Stored data entries
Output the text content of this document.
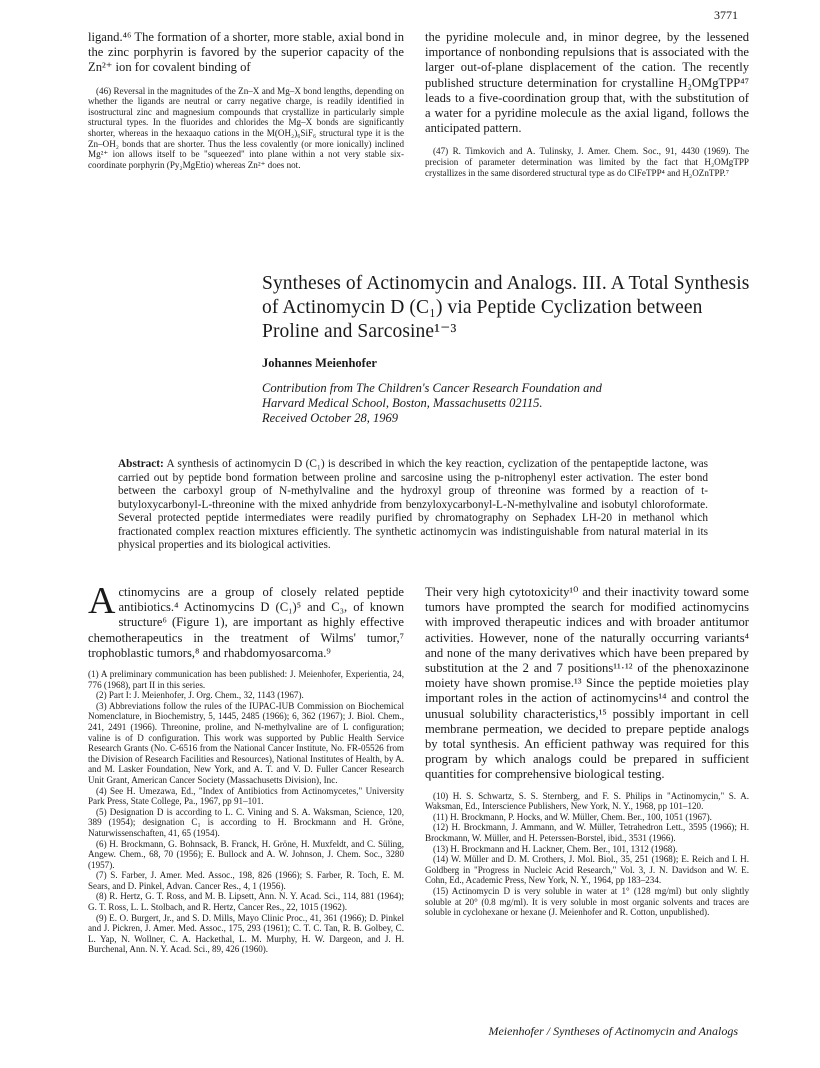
3771

ligand.⁴⁶ The formation of a shorter, more stable, axial bond in the zinc porphyrin is favored by the superior capacity of the Zn²⁺ ion for covalent binding of

(46) Reversal in the magnitudes of the Zn–X and Mg–X bond lengths, depending on whether the ligands are neutral or carry negative charge, is readily identified in isostructural zinc and magnesium compounds that crystallize in particularly simple structural types. In the fluorides and chlorides the Mg–X bonds are significantly shorter, whereas in the hexaaquo cations in the M(OH₂)₆SiF₆ structural type it is the Zn–OH₂ bonds that are shorter. Thus the less covalently (or more ionically) inclined Mg²⁺ ion allows itself to be "squeezed" into plane within a not very stable six-coordinate porphyrin (Py₂MgEtio) whereas Zn²⁺ does not.

the pyridine molecule and, in minor degree, by the lessened importance of nonbonding repulsions that is associated with the larger out-of-plane displacement of the cation. The recently published structure determination for crystalline H₂OMgTPP⁴⁷ leads to a five-coordination group that, with the substitution of a water for a pyridine molecule as the axial ligand, follows the anticipated pattern.

(47) R. Timkovich and A. Tulinsky, J. Amer. Chem. Soc., 91, 4430 (1969). The precision of parameter determination was limited by the fact that H₂OMgTPP crystallizes in the same disordered structural type as do ClFeTPP⁴ and H₂OZnTPP.⁷

Syntheses of Actinomycin and Analogs. III. A Total Synthesis of Actinomycin D (C₁) via Peptide Cyclization between Proline and Sarcosine¹⁻³

Johannes Meienhofer

Contribution from The Children's Cancer Research Foundation and
Harvard Medical School, Boston, Massachusetts 02115.
Received October 28, 1969

Abstract: A synthesis of actinomycin D (C₁) is described in which the key reaction, cyclization of the pentapeptide lactone, was carried out by peptide bond formation between proline and sarcosine using the p-nitrophenyl ester activation. The ester bond between the carboxyl group of N-methylvaline and the hydroxyl group of threonine was formed by a reaction of t-butyloxycarbonyl-L-threonine with the mixed anhydride from benzyloxycarbonyl-L-N-methylvaline and isobutyl chloroformate. Several protected peptide intermediates were readily purified by chromatography on Sephadex LH-20 in methanol which fractionated complex reaction mixtures efficiently. The synthetic actinomycin was indistinguishable from natural material in its physical properties and its biological activities.

Actinomycins are a group of closely related peptide antibiotics.⁴ Actinomycins D (C₁)⁵ and C₃, of known structure⁶ (Figure 1), are important as highly effective chemotherapeutics in the treatment of Wilms' tumor,⁷ trophoblastic tumors,⁸ and rhabdomyosarcoma.⁹

(1) A preliminary communication has been published: J. Meienhofer, Experientia, 24, 776 (1968), part II in this series.

(2) Part I: J. Meienhofer, J. Org. Chem., 32, 1143 (1967).

(3) Abbreviations follow the rules of the IUPAC-IUB Commission on Biochemical Nomenclature, in Biochemistry, 5, 1445, 2485 (1966); 6, 362 (1967); J. Biol. Chem., 241, 2491 (1966). Threonine, proline, and N-methylvaline are of L configuration; valine is of D configuration. This work was supported by Public Health Service Research Grants (No. C-6516 from the National Cancer Institute, No. FR-05526 from the Division of Research Facilities and Resources), National Institutes of Health, by A. and M. Lasker Foundation, New York, and A. T. and V. D. Fuller Cancer Research Unit Grant, American Cancer Society (Massachusetts Division), Inc.

(4) See H. Umezawa, Ed., "Index of Antibiotics from Actinomycetes," University Park Press, State College, Pa., 1967, pp 91–101.

(5) Designation D is according to L. C. Vining and S. A. Waksman, Science, 120, 389 (1954); designation C₁ is according to H. Brockmann and H. Gröne, Naturwissenschaften, 41, 65 (1954).

(6) H. Brockmann, G. Bohnsack, B. Franck, H. Gröne, H. Muxfeldt, and C. Süling, Angew. Chem., 68, 70 (1956); E. Bullock and A. W. Johnson, J. Chem. Soc., 3280 (1957).

(7) S. Farber, J. Amer. Med. Assoc., 198, 826 (1966); S. Farber, R. Toch, E. M. Sears, and D. Pinkel, Advan. Cancer Res., 4, 1 (1956).

(8) R. Hertz, G. T. Ross, and M. B. Lipsett, Ann. N. Y. Acad. Sci., 114, 881 (1964); G. T. Ross, L. L. Stolbach, and R. Hertz, Cancer Res., 22, 1015 (1962).

(9) E. O. Burgert, Jr., and S. D. Mills, Mayo Clinic Proc., 41, 361 (1966); D. Pinkel and J. Pickren, J. Amer. Med. Assoc., 175, 293 (1961); C. T. C. Tan, R. B. Golbey, C. L. Yap, N. Wollner, C. A. Hackethal, L. M. Murphy, H. W. Dargeon, and J. H. Burchenal, Ann. N. Y. Acad. Sci., 89, 426 (1960).

Their very high cytotoxicity¹⁰ and their inactivity toward some tumors have prompted the search for modified actinomycins with improved therapeutic indices and with broader antitumor activities. However, none of the naturally occurring variants⁴ and none of the many derivatives which have been prepared by substitution at the 2 and 7 positions¹¹·¹² of the phenoxazinone moiety have shown promise.¹³ Since the peptide moieties play important roles in the action of actinomycins¹⁴ and control the unusual solubility characteristics,¹⁵ possibly important in cell membrane permeation, we decided to prepare peptide analogs by total synthesis. An efficient pathway was required for this program by which analogs could be prepared in sufficient quantities for comprehensive biological testing.

(10) H. S. Schwartz, S. S. Sternberg, and F. S. Philips in "Actinomycin," S. A. Waksman, Ed., Interscience Publishers, New York, N. Y., 1968, pp 101–120.

(11) H. Brockmann, P. Hocks, and W. Müller, Chem. Ber., 100, 1051 (1967).

(12) H. Brockmann, J. Ammann, and W. Müller, Tetrahedron Lett., 3595 (1966); H. Brockmann, W. Müller, and H. Peterssen-Borstel, ibid., 3531 (1966).

(13) H. Brockmann and H. Lackner, Chem. Ber., 101, 1312 (1968).

(14) W. Müller and D. M. Crothers, J. Mol. Biol., 35, 251 (1968); E. Reich and I. H. Goldberg in "Progress in Nucleic Acid Research," Vol. 3, J. N. Davidson and W. E. Cohn, Ed., Academic Press, New York, N. Y., 1964, pp 183–234.

(15) Actinomycin D is very soluble in water at 1° (128 mg/ml) but only slightly soluble at 20° (0.8 mg/ml). It is very soluble in most organic solvents and traces are soluble in cyclohexane or hexane (J. Meienhofer and R. Cotton, unpublished).

Meienhofer / Syntheses of Actinomycin and Analogs
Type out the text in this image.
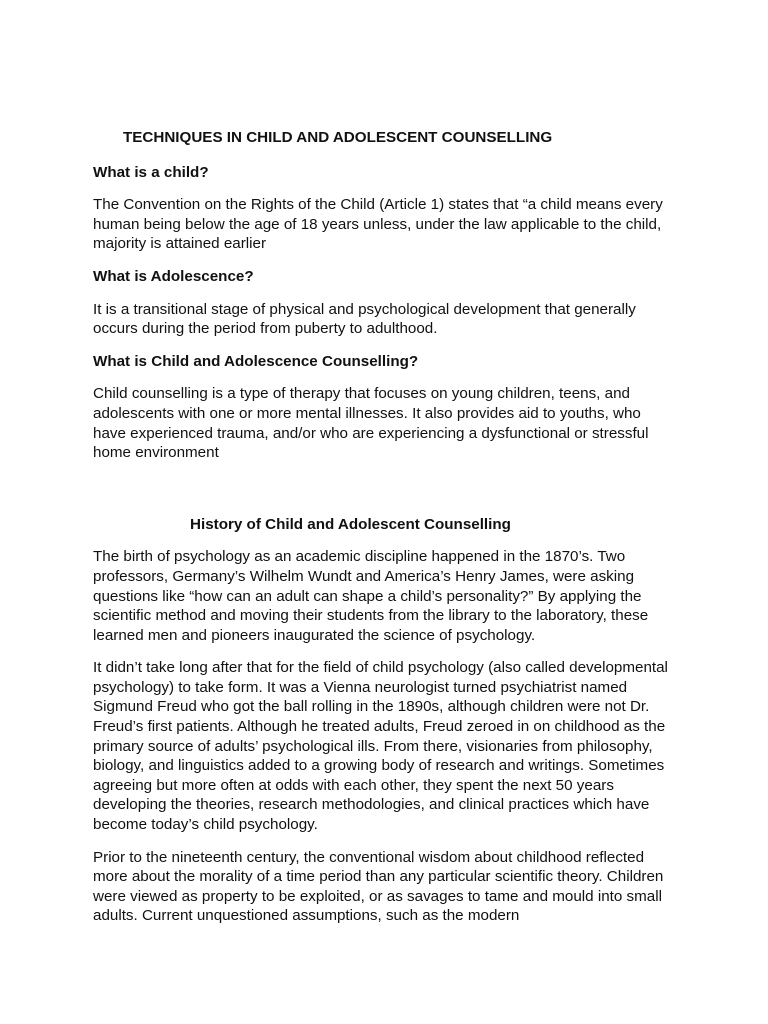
TECHNIQUES IN CHILD AND ADOLESCENT COUNSELLING
What is a child?
The Convention on the Rights of the Child (Article 1) states that “a child means every human being below the age of 18 years unless, under the law applicable to the child, majority is attained earlier
What is Adolescence?
It is a transitional stage of physical and psychological development that generally occurs during the period from puberty to adulthood.
What is Child and Adolescence Counselling?
Child counselling is a type of therapy that focuses on young children, teens, and adolescents with one or more mental illnesses. It also provides aid to youths, who have experienced trauma, and/or who are experiencing a dysfunctional or stressful home environment
History of Child and Adolescent Counselling
The birth of psychology as an academic discipline happened in the 1870’s. Two professors, Germany’s Wilhelm Wundt and America’s Henry James, were asking questions like “how can an adult can shape a child’s personality?” By applying the scientific method and moving their students from the library to the laboratory, these learned men and pioneers inaugurated the science of psychology.
It didn’t take long after that for the field of child psychology (also called developmental psychology) to take form. It was a Vienna neurologist turned psychiatrist named Sigmund Freud who got the ball rolling in the 1890s, although children were not Dr. Freud’s first patients. Although he treated adults, Freud zeroed in on childhood as the primary source of adults’ psychological ills. From there, visionaries from philosophy, biology, and linguistics added to a growing body of research and writings. Sometimes agreeing but more often at odds with each other, they spent the next 50 years developing the theories, research methodologies, and clinical practices which have become today’s child psychology.
Prior to the nineteenth century, the conventional wisdom about childhood reflected more about the morality of a time period than any particular scientific theory. Children were viewed as property to be exploited, or as savages to tame and mould into small adults. Current unquestioned assumptions, such as the modern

■ **What is required**
Only lines holding the word "Foundation" are wanted, so copy each of them from the records above.

■ **Response area**
Contribution from The Children's Cancer Research Foundation and
(3) Abbreviations follow the rules of the IUPAC-IUB Commission on Biochemical Nomenclature, in Biochemistry, 5, 1445, 2485 (1966); 6, 362 (1967); J. Biol. Chem., 241, 2491 (1966). Threonine, proline, and N-methylvaline are of L configuration; valine is of D configuration. This work was supported by Public Health Service Research Grants (No. C-6516 from the National Cancer Institute, No. FR-05526 from the Division of Research Facilities and Resources), National Institutes of Health, by A. and M. Lasker Foundation, New York, and A. T. and V. D. Fuller Cancer Research Unit Grant, American Cancer Society (Massachusetts Division), Inc.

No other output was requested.